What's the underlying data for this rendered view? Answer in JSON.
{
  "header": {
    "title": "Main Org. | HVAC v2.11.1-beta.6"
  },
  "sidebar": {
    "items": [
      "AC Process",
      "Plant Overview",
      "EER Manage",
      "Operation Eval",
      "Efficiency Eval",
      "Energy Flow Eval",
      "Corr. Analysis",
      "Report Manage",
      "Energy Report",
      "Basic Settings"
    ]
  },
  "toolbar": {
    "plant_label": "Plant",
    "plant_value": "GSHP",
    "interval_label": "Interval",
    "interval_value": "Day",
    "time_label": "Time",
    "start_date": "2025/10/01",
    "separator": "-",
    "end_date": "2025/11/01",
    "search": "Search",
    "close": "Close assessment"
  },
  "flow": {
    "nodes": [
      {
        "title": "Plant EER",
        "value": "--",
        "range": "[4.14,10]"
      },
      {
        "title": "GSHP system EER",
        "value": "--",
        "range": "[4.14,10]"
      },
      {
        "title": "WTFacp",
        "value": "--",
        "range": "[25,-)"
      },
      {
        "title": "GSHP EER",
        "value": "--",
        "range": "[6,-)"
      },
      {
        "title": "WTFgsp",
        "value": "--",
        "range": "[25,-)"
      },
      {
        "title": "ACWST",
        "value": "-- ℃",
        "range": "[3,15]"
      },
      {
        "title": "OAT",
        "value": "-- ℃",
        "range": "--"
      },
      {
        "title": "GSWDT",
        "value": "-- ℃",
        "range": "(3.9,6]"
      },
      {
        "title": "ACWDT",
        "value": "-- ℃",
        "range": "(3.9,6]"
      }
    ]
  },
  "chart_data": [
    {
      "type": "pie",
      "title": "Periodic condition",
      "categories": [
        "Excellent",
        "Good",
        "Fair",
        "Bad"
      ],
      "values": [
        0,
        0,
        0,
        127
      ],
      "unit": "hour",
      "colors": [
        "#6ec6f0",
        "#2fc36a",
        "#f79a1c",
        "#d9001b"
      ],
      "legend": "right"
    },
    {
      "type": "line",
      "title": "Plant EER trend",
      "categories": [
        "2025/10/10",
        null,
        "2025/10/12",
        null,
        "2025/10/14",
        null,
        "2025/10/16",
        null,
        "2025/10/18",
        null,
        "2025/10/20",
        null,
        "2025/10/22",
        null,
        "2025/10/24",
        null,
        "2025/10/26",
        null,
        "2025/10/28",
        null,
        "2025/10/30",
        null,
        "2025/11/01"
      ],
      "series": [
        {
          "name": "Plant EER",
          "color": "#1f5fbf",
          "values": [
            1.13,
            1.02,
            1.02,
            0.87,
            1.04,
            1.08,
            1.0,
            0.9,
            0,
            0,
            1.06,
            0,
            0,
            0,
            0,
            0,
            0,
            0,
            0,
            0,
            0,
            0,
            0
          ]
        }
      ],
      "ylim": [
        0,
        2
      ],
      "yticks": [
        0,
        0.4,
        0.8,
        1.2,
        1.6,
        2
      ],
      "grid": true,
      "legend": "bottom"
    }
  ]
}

--

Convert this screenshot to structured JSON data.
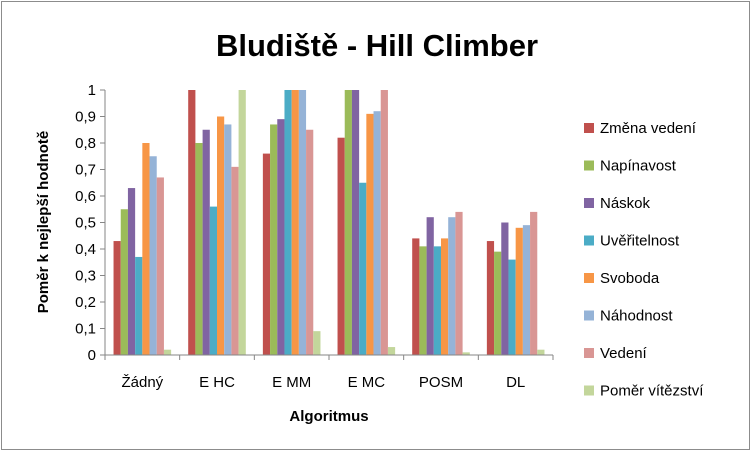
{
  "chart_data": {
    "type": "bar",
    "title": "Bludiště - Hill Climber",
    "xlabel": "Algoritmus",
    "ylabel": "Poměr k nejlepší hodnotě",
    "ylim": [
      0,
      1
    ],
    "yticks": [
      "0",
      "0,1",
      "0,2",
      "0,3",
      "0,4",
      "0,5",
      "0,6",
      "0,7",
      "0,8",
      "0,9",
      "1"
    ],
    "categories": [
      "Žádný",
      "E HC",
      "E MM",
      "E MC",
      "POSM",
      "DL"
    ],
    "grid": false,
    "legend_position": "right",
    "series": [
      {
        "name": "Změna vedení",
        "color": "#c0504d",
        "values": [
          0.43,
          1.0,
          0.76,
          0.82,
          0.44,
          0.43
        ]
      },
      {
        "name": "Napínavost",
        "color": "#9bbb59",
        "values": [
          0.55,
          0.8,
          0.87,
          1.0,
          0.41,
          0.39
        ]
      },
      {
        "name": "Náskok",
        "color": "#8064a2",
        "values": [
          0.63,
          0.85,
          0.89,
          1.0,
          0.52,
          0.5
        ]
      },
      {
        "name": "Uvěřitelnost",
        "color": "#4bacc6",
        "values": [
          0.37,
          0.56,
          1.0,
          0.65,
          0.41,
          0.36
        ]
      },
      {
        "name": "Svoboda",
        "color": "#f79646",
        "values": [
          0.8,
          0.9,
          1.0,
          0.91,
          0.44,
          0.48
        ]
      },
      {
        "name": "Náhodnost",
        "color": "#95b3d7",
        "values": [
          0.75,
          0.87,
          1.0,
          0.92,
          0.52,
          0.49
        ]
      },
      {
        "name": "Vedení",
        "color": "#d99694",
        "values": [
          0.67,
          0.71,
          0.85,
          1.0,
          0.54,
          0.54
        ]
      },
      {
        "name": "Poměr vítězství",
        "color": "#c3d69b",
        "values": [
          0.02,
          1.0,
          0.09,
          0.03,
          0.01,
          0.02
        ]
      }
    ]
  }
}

--

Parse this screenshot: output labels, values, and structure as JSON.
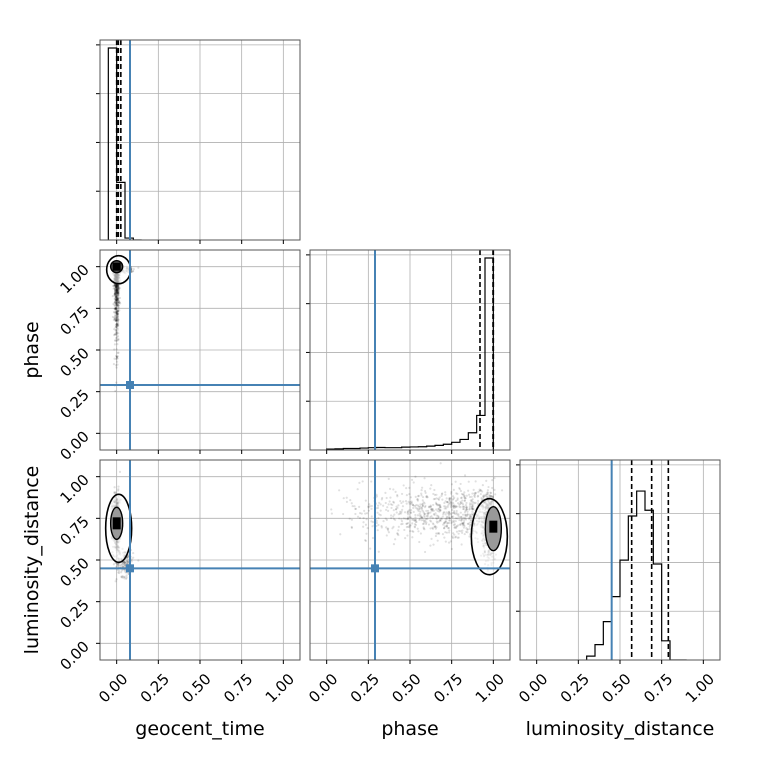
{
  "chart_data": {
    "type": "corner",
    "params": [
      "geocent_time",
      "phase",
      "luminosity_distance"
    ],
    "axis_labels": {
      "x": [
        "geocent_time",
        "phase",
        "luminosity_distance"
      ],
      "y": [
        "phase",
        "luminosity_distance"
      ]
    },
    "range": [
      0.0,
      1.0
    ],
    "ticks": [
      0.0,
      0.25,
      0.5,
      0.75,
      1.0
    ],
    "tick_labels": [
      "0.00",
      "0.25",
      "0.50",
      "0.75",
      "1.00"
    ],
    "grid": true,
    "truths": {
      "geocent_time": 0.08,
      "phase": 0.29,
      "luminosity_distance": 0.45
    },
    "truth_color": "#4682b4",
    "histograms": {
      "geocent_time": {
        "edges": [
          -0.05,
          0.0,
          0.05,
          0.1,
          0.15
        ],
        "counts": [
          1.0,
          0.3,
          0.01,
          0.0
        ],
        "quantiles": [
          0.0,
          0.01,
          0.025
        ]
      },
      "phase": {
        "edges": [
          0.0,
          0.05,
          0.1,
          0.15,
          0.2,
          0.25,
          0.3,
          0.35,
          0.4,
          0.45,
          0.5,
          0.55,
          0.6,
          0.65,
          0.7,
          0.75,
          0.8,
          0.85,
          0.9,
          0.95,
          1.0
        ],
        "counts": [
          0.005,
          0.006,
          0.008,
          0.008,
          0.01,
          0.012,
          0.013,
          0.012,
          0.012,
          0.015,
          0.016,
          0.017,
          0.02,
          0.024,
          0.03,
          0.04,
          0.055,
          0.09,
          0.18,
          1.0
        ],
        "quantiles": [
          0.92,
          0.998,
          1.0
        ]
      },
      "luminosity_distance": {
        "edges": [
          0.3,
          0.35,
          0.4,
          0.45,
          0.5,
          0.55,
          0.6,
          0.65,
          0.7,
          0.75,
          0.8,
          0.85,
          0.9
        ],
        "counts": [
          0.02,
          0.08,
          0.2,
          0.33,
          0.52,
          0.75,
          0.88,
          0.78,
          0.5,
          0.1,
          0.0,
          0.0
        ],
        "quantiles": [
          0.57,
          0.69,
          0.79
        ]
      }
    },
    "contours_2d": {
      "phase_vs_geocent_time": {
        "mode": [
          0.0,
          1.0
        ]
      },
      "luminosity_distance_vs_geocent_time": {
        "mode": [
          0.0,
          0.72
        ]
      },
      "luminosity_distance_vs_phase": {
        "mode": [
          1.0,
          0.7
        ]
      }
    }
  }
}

--

■ **The problem**
Only the count is wanted: report how many lines of the material above hold the word "GSHP".

■ **Reply**
3